§ Task goal:
Count every line in the entries that follow where the word "JSON" appears, then state only the total.

§ Data provided:
+ + +

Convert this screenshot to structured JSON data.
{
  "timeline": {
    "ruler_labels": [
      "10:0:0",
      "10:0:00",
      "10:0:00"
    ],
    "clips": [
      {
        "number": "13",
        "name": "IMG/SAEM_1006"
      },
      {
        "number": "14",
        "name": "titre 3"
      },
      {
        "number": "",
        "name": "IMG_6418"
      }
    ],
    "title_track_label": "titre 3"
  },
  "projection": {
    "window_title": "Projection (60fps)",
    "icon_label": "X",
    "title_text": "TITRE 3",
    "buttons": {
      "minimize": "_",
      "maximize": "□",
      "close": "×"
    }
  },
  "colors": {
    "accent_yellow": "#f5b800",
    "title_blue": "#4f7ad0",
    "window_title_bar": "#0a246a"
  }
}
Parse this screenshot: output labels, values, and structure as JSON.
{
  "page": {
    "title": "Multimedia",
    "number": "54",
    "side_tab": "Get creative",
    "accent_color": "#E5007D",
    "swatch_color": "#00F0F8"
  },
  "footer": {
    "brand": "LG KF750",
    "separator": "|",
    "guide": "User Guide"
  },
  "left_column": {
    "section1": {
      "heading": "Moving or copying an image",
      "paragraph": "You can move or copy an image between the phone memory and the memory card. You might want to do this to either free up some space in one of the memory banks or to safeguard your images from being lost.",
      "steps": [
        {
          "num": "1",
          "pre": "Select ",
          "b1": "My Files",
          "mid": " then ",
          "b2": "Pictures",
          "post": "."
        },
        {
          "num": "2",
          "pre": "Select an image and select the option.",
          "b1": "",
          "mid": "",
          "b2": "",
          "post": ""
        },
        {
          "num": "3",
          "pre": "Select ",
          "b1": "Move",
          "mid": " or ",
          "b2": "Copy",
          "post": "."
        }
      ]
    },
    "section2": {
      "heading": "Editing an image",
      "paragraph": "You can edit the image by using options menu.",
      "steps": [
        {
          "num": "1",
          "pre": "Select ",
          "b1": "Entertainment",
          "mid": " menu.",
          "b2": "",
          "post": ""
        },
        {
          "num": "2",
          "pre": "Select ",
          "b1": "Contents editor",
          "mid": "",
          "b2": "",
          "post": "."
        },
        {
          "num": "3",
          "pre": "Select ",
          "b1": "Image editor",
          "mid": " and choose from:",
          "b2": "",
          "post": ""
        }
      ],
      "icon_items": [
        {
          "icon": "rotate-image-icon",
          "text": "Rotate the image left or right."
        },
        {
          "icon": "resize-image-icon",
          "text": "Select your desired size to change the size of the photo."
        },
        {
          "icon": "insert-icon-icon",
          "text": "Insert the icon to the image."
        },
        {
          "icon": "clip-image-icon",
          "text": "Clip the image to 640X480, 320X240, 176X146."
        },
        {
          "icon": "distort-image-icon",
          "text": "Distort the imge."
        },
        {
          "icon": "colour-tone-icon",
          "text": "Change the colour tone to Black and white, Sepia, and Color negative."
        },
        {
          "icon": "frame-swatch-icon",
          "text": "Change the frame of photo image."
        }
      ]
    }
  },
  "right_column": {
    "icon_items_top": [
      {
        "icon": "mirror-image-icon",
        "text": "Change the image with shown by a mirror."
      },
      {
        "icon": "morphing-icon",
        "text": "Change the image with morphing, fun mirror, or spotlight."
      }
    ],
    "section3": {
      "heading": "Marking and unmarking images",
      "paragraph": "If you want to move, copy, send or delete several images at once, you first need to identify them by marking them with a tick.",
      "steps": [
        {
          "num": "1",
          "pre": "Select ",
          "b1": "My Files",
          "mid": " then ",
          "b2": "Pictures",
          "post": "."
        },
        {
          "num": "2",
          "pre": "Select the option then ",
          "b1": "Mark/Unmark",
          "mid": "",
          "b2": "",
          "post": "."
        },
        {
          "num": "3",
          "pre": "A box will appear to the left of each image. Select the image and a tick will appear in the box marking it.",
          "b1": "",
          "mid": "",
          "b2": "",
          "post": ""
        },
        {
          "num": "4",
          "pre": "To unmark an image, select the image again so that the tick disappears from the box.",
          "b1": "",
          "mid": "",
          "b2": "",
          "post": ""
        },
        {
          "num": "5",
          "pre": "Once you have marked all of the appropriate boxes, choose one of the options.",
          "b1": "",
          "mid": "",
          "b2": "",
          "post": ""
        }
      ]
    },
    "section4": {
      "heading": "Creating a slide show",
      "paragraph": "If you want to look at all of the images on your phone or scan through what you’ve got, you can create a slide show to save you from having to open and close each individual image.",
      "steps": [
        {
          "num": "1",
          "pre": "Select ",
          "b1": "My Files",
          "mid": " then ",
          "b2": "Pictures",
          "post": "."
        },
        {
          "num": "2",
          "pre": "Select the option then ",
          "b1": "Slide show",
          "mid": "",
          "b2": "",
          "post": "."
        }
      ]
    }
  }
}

+ + +

§ Correct result:
2